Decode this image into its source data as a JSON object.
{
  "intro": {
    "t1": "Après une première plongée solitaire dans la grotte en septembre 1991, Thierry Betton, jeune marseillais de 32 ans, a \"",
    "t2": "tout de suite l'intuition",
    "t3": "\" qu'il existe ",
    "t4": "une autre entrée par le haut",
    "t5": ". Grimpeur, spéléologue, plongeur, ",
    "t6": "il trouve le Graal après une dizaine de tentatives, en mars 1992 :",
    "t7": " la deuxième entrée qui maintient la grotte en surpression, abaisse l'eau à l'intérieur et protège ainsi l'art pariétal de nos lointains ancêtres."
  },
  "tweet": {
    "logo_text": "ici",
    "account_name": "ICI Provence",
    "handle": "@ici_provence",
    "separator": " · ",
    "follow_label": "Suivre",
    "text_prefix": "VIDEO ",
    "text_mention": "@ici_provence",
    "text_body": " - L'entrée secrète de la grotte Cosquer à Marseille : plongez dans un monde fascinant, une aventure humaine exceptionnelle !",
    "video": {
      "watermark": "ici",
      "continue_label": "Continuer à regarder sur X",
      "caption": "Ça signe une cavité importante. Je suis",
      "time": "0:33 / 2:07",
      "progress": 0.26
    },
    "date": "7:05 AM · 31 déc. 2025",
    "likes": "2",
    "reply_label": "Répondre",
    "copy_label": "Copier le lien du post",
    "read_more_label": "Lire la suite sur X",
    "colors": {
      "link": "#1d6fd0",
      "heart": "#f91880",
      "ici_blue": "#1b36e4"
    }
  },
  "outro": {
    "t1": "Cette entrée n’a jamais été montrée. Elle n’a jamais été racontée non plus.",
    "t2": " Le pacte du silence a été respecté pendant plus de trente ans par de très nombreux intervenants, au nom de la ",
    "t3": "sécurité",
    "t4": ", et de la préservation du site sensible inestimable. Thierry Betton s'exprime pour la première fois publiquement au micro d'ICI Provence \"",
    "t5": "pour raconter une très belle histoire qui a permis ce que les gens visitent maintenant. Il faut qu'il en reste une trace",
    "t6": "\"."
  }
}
········
> _Directions for this task_: Restate every entry word for word.

> _Task response_:
Decode this image into its source data as a JSON object.
{
  "intro": {
    "t1": "Après une première plongée solitaire dans la grotte en septembre 1991, Thierry Betton, jeune marseillais de 32 ans, a \"",
    "t2": "tout de suite l'intuition",
    "t3": "\" qu'il existe ",
    "t4": "une autre entrée par le haut",
    "t5": ". Grimpeur, spéléologue, plongeur, ",
    "t6": "il trouve le Graal après une dizaine de tentatives, en mars 1992 :",
    "t7": " la deuxième entrée qui maintient la grotte en surpression, abaisse l'eau à l'intérieur et protège ainsi l'art pariétal de nos lointains ancêtres."
  },
  "tweet": {
    "logo_text": "ici",
    "account_name": "ICI Provence",
    "handle": "@ici_provence",
    "separator": " · ",
    "follow_label": "Suivre",
    "text_prefix": "VIDEO ",
    "text_mention": "@ici_provence",
    "text_body": " - L'entrée secrète de la grotte Cosquer à Marseille : plongez dans un monde fascinant, une aventure humaine exceptionnelle !",
    "video": {
      "watermark": "ici",
      "continue_label": "Continuer à regarder sur X",
      "caption": "Ça signe une cavité importante. Je suis",
      "time": "0:33 / 2:07",
      "progress": 0.26
    },
    "date": "7:05 AM · 31 déc. 2025",
    "likes": "2",
    "reply_label": "Répondre",
    "copy_label": "Copier le lien du post",
    "read_more_label": "Lire la suite sur X",
    "colors": {
      "link": "#1d6fd0",
      "heart": "#f91880",
      "ici_blue": "#1b36e4"
    }
  },
  "outro": {
    "t1": "Cette entrée n’a jamais été montrée. Elle n’a jamais été racontée non plus.",
    "t2": " Le pacte du silence a été respecté pendant plus de trente ans par de très nombreux intervenants, au nom de la ",
    "t3": "sécurité",
    "t4": ", et de la préservation du site sensible inestimable. Thierry Betton s'exprime pour la première fois publiquement au micro d'ICI Provence \"",
    "t5": "pour raconter une très belle histoire qui a permis ce que les gens visitent maintenant. Il faut qu'il en reste une trace",
    "t6": "\"."
  }
}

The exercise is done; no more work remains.